Problem to work on: Pull out every line below that holds the word "мероприятий".
START Data shown
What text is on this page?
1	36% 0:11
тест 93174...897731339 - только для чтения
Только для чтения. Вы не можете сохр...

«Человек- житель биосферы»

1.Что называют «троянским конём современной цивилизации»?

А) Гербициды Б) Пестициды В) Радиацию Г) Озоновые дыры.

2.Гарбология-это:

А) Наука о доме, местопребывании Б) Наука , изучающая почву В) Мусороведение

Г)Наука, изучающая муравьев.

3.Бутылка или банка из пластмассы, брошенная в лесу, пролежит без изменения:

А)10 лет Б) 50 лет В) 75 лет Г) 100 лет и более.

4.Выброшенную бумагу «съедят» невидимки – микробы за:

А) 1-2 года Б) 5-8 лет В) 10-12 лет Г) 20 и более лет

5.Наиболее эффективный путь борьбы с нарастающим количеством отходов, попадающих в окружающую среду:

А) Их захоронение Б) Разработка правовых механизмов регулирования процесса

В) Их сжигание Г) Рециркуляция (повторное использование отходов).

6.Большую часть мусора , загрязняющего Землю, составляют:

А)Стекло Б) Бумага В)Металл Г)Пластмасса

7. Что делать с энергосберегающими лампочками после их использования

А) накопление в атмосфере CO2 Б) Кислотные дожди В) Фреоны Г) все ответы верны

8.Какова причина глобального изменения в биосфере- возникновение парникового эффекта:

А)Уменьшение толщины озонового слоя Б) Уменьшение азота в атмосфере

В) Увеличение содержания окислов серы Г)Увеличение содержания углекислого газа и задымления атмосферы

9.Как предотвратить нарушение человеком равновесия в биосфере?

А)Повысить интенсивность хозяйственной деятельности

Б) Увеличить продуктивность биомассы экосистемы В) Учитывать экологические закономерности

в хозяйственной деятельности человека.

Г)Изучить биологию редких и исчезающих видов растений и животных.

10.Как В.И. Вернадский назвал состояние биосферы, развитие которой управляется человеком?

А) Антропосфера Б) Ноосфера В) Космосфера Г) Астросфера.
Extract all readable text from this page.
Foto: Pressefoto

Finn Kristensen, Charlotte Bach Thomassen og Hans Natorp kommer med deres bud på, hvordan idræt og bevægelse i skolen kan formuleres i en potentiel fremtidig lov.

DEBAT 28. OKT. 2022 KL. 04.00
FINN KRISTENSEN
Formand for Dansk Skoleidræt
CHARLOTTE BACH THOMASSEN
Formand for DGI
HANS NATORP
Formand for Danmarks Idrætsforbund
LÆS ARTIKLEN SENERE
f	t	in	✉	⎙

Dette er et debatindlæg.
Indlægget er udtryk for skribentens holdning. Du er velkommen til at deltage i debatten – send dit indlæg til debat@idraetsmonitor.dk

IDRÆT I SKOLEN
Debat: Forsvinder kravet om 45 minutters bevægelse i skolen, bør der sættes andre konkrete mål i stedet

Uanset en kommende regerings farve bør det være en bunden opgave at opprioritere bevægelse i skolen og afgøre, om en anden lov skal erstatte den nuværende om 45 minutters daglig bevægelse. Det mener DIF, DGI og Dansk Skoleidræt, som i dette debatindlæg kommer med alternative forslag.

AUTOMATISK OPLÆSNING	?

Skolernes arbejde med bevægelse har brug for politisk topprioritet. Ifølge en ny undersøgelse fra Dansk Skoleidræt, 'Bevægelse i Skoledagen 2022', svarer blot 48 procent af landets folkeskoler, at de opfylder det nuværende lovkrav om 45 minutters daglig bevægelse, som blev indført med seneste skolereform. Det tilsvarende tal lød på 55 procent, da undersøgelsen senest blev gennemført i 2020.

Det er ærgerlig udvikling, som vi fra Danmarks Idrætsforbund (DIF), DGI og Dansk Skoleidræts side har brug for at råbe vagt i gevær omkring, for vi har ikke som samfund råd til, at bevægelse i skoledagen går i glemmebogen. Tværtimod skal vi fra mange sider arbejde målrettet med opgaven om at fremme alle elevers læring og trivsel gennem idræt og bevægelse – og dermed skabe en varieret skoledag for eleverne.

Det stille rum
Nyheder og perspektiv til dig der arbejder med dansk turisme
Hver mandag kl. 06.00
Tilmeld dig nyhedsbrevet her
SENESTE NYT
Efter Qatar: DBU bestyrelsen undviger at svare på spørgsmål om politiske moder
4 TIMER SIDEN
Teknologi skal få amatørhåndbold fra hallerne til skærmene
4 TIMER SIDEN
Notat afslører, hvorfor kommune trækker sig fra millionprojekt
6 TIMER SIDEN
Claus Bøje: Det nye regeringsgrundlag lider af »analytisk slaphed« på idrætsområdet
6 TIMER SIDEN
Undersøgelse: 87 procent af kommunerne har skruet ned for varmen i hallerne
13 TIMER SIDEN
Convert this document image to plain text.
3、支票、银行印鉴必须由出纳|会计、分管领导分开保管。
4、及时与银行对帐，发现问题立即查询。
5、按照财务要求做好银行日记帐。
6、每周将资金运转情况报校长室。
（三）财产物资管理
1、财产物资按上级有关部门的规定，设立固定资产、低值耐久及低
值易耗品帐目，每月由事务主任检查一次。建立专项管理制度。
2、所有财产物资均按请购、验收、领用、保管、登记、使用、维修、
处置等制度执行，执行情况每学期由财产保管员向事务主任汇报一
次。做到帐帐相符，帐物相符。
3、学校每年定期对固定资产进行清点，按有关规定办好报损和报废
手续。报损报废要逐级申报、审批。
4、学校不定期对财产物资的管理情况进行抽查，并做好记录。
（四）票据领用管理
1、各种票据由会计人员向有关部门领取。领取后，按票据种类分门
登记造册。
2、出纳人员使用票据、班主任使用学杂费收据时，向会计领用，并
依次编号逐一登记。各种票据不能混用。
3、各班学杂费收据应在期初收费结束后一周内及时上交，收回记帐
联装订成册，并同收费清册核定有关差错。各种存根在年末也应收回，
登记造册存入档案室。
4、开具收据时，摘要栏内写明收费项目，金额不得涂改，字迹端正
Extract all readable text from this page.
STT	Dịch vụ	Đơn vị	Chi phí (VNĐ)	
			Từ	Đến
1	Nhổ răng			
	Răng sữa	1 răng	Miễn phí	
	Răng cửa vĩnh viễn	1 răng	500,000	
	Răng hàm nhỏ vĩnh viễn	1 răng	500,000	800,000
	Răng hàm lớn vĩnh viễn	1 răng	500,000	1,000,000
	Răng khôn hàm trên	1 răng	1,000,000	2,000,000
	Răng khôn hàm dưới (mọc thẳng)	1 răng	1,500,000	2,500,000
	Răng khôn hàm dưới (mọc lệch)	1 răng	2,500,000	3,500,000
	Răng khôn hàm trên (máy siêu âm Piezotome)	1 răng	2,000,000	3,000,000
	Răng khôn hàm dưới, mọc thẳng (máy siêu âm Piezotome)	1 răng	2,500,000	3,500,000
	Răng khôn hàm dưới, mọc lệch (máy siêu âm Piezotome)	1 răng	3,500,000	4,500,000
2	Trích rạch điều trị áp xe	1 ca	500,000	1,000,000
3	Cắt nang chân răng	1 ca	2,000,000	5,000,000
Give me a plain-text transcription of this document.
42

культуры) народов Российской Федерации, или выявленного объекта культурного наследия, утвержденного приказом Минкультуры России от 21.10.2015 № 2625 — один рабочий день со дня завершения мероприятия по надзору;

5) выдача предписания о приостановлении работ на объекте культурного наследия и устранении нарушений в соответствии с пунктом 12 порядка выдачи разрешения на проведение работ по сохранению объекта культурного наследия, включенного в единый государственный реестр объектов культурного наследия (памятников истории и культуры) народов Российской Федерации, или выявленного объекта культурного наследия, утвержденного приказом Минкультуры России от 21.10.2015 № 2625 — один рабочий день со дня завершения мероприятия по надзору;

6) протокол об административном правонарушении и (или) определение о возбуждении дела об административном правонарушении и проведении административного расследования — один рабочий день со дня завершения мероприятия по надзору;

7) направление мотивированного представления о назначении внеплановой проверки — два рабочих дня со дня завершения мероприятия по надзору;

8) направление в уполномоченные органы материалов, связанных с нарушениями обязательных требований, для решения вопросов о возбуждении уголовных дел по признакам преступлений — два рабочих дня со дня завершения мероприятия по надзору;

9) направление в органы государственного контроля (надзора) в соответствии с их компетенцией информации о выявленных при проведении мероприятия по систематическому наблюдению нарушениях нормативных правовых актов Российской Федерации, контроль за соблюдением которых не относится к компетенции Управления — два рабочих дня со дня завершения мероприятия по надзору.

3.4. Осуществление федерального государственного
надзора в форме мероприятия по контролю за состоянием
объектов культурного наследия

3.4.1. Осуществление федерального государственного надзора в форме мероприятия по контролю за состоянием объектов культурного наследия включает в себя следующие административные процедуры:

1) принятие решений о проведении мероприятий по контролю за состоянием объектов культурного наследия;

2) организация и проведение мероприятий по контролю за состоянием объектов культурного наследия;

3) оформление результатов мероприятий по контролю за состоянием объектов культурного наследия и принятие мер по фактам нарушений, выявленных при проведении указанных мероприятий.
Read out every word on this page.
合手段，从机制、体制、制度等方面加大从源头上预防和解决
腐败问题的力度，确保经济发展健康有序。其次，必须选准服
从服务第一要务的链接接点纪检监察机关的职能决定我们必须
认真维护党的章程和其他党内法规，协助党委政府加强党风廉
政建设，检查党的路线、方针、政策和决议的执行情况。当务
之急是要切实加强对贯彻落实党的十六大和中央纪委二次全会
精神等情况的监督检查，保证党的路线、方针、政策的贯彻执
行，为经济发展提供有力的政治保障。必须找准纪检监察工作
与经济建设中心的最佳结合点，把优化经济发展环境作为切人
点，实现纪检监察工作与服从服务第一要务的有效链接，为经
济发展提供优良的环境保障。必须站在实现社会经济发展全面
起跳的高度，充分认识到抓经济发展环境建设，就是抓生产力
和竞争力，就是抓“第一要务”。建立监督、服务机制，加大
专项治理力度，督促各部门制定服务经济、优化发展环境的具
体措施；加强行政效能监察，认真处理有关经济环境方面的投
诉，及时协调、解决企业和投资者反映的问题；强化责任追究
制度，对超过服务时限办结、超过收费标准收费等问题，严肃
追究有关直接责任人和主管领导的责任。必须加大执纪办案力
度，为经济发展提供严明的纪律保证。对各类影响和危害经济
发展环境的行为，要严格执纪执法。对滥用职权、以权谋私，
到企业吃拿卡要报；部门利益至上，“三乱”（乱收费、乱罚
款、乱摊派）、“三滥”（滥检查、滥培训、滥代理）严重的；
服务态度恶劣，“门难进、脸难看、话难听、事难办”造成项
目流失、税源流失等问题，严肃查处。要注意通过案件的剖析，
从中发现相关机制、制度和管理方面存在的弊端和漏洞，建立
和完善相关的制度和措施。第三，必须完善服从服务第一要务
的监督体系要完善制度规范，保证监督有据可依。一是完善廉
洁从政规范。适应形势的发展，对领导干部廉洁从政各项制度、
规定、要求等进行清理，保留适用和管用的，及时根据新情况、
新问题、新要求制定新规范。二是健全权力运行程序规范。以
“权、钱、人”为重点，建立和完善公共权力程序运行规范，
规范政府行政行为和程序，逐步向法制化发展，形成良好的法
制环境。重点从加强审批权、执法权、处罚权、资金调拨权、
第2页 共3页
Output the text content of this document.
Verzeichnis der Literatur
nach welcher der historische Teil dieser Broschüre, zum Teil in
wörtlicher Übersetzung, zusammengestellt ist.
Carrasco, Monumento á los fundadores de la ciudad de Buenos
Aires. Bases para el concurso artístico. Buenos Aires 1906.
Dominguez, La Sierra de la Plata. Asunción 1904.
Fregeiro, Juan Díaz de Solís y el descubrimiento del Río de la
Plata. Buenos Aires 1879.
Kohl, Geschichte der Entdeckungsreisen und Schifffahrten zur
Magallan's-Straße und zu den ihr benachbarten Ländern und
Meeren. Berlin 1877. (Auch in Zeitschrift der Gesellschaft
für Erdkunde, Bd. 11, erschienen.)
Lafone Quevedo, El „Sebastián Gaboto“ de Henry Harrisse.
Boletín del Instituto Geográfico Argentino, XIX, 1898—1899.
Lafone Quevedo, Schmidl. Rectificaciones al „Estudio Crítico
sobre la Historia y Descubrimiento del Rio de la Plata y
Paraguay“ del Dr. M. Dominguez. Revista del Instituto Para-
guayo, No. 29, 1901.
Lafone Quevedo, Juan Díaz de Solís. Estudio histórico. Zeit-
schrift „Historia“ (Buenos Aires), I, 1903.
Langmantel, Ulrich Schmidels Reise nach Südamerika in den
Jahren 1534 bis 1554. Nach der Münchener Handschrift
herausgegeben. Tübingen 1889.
END Data shown
Result:
1) принятие решений о проведении мероприятий по контролю за состоянием объектов культурного наследия;
2) организация и проведение мероприятий по контролю за состоянием объектов культурного наследия;
3) оформление результатов мероприятий по контролю за состоянием объектов культурного наследия и принятие мер по фактам нарушений, выявленных при проведении указанных мероприятий.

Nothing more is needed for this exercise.